[Selection]:

○ ○ ○

Jones said he has sent Mayfield Consumer Products, its CEO Troy Propes and its spokesperson Bob Ferguson a “cease-and-desist” to stop claiming that candle factory employees could have left at any point and that their jobs were not threatened for leaving before the tornado demolished the factory.
Jones said he is giving the company until 5 p.m. Wednesday to comply and retract its statements. He provided an email to The Courier Journal that was sent to the email address for The Hawskbill Group, a consulting firm for which Ferguson is CEO, at 11:50 p.m. Tuesday.
Jones said he tried to call Ferguson this morning.
Ferguson told The Courier Journal on Wednesday morning the company has not received a cease-and-desist request or any notice of pending litigation. Asked if he stands by his earlier comments to The Courier Journal that employees’ claims of being threatened over leaving the candle factory were “incredibly false,” he said “of course.”
“We understand we live in a very litigious world and are not surprised that profit-seeking litigators are already poring over this area,” Ferguson told The Courier Journal on Wednesday morning.
Jones said he has “corroborating recorded evidence” that candle factory workers were told they could lose their jobs if they left Friday before the tornado, but he declined to share it.
The attorney will guest host a live radio dial-in program on Washington, D.C.-area station WGBR Friday at 7 p.m., where Mayfield Consumer Products factory survivors will “share their accounts of being supervised into injurious submission while witnessing the deaths of colleagues,” according to a news release.
Asked if he is working with families of deceased employees, Jones replied, “at least one family is represented.”

○ ○ ○

[Element box annotations]:
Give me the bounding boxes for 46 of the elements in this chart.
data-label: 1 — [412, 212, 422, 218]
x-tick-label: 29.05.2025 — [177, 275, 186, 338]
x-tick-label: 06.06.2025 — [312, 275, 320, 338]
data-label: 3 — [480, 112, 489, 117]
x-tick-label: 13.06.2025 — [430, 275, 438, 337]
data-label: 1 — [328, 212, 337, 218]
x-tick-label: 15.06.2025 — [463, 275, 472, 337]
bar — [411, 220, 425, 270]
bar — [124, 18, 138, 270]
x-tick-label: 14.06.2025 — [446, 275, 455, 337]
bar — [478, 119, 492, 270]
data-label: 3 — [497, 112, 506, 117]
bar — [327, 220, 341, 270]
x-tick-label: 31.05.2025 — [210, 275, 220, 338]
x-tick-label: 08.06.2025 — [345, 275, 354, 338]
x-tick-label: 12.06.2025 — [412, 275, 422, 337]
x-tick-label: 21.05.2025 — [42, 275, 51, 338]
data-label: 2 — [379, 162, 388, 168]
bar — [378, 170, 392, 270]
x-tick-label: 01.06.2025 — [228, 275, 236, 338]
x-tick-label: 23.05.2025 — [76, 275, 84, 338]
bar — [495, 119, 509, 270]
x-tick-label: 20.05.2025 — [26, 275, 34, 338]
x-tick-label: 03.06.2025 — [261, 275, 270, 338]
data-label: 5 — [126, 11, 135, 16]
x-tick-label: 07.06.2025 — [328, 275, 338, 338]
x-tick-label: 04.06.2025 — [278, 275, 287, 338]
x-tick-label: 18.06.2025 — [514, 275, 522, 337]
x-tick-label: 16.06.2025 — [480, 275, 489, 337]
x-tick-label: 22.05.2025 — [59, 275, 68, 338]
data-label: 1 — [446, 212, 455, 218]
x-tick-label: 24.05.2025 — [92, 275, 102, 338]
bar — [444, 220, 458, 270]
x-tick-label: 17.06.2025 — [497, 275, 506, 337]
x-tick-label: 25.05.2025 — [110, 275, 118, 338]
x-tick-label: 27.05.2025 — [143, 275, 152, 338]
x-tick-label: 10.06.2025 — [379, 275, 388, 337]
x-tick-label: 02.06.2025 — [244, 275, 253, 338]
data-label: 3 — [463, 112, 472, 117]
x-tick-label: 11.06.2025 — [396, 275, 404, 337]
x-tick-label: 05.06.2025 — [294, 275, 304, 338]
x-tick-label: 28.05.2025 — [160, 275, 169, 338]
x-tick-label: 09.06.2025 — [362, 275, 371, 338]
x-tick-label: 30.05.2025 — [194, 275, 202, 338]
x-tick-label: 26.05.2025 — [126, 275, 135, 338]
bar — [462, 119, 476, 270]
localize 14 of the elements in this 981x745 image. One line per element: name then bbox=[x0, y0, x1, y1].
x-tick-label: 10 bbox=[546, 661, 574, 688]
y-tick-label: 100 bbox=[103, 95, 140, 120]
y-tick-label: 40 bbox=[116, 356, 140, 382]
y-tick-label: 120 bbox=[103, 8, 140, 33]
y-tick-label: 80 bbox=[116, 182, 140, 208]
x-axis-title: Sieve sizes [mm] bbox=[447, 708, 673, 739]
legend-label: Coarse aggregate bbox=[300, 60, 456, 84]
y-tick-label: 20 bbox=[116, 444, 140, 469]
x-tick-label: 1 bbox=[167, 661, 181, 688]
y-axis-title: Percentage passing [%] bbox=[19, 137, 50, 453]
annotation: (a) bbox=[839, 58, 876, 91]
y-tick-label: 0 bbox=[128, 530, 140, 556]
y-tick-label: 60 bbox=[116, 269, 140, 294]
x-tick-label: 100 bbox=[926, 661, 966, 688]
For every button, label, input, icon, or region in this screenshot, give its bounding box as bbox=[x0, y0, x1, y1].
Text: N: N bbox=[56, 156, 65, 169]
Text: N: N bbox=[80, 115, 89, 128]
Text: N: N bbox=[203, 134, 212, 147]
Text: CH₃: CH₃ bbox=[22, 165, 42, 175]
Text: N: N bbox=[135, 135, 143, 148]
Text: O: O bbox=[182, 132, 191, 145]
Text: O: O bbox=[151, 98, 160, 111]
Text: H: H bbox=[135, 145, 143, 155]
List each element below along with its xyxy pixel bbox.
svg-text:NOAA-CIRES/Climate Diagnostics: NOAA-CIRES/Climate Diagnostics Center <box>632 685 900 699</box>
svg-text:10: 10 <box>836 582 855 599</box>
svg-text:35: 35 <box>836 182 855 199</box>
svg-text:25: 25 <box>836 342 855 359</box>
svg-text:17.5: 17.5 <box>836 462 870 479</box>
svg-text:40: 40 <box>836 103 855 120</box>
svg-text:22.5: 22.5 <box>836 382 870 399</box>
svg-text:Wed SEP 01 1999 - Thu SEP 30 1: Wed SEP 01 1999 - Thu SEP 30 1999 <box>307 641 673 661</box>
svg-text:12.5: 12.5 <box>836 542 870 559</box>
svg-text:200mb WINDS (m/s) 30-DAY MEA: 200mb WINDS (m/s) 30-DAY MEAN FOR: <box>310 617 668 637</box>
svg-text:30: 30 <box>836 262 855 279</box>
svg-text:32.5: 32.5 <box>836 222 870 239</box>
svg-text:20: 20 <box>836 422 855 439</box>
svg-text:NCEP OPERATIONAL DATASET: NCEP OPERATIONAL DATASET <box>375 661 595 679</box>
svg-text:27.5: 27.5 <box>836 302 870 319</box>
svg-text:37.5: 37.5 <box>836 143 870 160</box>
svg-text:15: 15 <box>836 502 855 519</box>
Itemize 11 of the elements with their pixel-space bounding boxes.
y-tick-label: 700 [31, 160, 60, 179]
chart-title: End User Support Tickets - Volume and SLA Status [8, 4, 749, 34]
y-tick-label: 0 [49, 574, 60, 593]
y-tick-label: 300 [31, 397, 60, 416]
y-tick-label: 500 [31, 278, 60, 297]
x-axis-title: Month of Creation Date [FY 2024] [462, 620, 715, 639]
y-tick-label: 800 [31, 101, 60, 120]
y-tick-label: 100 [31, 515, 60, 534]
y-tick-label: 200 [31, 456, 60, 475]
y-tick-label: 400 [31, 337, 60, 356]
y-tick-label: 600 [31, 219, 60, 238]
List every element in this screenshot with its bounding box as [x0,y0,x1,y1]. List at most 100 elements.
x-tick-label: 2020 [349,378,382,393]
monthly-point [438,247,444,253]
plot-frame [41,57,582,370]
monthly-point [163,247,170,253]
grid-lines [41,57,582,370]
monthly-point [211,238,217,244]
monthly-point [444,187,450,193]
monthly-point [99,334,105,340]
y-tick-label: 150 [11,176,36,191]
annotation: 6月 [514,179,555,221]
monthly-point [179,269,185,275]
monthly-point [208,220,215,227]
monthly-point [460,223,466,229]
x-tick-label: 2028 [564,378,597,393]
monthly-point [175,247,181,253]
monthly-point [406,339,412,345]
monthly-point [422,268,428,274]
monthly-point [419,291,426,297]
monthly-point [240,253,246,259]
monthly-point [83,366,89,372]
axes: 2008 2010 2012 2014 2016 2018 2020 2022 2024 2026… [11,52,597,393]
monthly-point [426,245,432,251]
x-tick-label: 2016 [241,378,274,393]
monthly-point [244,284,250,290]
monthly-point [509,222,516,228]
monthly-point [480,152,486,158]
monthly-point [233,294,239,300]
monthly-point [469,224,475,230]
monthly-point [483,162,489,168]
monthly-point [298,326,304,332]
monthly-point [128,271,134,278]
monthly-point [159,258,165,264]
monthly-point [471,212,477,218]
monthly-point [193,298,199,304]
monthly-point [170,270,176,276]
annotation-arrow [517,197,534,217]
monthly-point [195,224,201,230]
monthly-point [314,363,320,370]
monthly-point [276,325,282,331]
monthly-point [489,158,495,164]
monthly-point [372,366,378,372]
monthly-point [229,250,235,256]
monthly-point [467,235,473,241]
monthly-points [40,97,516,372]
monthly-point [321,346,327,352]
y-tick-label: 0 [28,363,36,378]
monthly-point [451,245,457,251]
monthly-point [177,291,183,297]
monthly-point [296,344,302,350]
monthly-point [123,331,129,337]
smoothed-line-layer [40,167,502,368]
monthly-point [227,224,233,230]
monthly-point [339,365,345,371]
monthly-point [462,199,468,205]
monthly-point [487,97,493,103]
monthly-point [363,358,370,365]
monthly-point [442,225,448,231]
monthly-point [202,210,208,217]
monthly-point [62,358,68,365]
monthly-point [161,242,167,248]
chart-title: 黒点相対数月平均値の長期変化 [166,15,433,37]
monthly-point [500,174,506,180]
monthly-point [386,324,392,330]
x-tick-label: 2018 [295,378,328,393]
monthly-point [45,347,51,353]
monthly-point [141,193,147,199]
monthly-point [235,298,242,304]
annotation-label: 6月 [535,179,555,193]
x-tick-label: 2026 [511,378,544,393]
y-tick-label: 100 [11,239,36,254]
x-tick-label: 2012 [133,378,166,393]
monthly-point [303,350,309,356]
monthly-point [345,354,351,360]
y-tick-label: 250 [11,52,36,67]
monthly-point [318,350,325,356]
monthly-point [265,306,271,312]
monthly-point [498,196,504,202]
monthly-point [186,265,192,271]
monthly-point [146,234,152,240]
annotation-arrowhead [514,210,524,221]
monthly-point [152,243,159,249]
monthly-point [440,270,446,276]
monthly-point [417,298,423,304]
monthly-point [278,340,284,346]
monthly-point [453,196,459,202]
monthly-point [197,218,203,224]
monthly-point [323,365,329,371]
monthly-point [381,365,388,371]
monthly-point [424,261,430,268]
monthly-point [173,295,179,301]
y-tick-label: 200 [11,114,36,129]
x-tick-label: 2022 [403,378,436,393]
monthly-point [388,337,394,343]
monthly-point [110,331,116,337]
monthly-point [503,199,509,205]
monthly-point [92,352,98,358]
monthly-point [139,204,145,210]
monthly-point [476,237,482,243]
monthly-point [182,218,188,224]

○ ○ ○

[Challenges]:
1. According to the candle factory article, why did Jones send a cease-and-desist to Mayfield Consumer Products and two of its people? Answer in one to three sentences.
2. Set down the stretch of the candle factory article from "Jones said he is" through "on Wednesday morning.", word for word.
The data is not needed for what follows.

[Per-task outputs]:
1. Jones sent it to stop the company, its CEO Troy Propes and its spokesperson Bob Ferguson from claiming that candle factory employees could have left at any point. He also wanted them to stop claiming that workers' jobs were not threatened for leaving before the tornado demolished the factory.

2.
Jones said he is giving the company until 5 p.m. Wednesday to comply and retract its statements. He provided an email to The Courier Journal that was sent to the email address for The Hawskbill Group, a consulting firm for which Ferguson is CEO, at 11:50 p.m. Tuesday.
Jones said he tried to call Ferguson this morning.
Ferguson told The Courier Journal on Wednesday morning the company has not received a cease-and-desist request or any notice of pending litigation. Asked if he stands by his earlier comments to The Courier Journal that employees’ claims of being threatened over leaving the candle factory were “incredibly false,” he said “of course.”
“We understand we live in a very litigious world and are not surprised that profit-seeking litigators are already poring over this area,” Ferguson told The Courier Journal on Wednesday morning.